To do
Repeat the listing in full, word for word.

[Extracts from a graphics dataset]
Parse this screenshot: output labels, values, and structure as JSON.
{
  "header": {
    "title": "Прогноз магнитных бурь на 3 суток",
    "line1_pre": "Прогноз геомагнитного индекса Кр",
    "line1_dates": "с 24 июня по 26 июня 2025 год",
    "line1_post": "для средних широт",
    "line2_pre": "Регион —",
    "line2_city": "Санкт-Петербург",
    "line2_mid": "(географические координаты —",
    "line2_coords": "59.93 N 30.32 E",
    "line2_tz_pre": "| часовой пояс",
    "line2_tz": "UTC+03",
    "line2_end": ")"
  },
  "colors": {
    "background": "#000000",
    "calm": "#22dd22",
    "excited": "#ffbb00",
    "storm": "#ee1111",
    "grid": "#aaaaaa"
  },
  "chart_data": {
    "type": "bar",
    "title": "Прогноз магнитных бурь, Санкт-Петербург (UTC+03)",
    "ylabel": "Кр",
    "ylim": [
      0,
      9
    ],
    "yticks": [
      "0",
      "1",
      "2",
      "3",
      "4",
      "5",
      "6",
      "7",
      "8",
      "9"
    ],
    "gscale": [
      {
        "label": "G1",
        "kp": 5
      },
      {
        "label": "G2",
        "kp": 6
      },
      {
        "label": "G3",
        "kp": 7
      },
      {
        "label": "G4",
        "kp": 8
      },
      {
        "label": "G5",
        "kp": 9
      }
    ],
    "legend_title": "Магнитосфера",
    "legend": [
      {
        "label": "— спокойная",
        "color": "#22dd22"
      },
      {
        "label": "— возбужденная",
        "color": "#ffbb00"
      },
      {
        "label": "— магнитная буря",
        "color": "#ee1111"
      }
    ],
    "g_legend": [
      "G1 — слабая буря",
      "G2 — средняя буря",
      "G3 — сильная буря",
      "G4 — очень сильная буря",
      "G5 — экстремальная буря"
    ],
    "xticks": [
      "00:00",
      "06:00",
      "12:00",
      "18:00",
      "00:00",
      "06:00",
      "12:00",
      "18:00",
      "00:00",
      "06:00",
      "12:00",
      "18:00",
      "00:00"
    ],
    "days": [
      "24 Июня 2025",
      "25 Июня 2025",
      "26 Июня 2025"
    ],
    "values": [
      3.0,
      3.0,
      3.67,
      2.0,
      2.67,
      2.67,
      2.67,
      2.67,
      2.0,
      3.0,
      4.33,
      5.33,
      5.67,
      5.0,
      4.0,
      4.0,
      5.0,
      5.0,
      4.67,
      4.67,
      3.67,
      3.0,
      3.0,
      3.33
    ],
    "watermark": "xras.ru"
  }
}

Written solution
Parse this screenshot: output labels, values, and structure as JSON.
{
  "header": {
    "title": "Прогноз магнитных бурь на 3 суток",
    "line1_pre": "Прогноз геомагнитного индекса Кр",
    "line1_dates": "с 24 июня по 26 июня 2025 год",
    "line1_post": "для средних широт",
    "line2_pre": "Регион —",
    "line2_city": "Санкт-Петербург",
    "line2_mid": "(географические координаты —",
    "line2_coords": "59.93 N 30.32 E",
    "line2_tz_pre": "| часовой пояс",
    "line2_tz": "UTC+03",
    "line2_end": ")"
  },
  "colors": {
    "background": "#000000",
    "calm": "#22dd22",
    "excited": "#ffbb00",
    "storm": "#ee1111",
    "grid": "#aaaaaa"
  },
  "chart_data": {
    "type": "bar",
    "title": "Прогноз магнитных бурь, Санкт-Петербург (UTC+03)",
    "ylabel": "Кр",
    "ylim": [
      0,
      9
    ],
    "yticks": [
      "0",
      "1",
      "2",
      "3",
      "4",
      "5",
      "6",
      "7",
      "8",
      "9"
    ],
    "gscale": [
      {
        "label": "G1",
        "kp": 5
      },
      {
        "label": "G2",
        "kp": 6
      },
      {
        "label": "G3",
        "kp": 7
      },
      {
        "label": "G4",
        "kp": 8
      },
      {
        "label": "G5",
        "kp": 9
      }
    ],
    "legend_title": "Магнитосфера",
    "legend": [
      {
        "label": "— спокойная",
        "color": "#22dd22"
      },
      {
        "label": "— возбужденная",
        "color": "#ffbb00"
      },
      {
        "label": "— магнитная буря",
        "color": "#ee1111"
      }
    ],
    "g_legend": [
      "G1 — слабая буря",
      "G2 — средняя буря",
      "G3 — сильная буря",
      "G4 — очень сильная буря",
      "G5 — экстремальная буря"
    ],
    "xticks": [
      "00:00",
      "06:00",
      "12:00",
      "18:00",
      "00:00",
      "06:00",
      "12:00",
      "18:00",
      "00:00",
      "06:00",
      "12:00",
      "18:00",
      "00:00"
    ],
    "days": [
      "24 Июня 2025",
      "25 Июня 2025",
      "26 Июня 2025"
    ],
    "values": [
      3.0,
      3.0,
      3.67,
      2.0,
      2.67,
      2.67,
      2.67,
      2.67,
      2.0,
      3.0,
      4.33,
      5.33,
      5.67,
      5.0,
      4.0,
      4.0,
      5.0,
      5.0,
      4.67,
      4.67,
      3.67,
      3.0,
      3.0,
      3.33
    ],
    "watermark": "xras.ru"
  }
}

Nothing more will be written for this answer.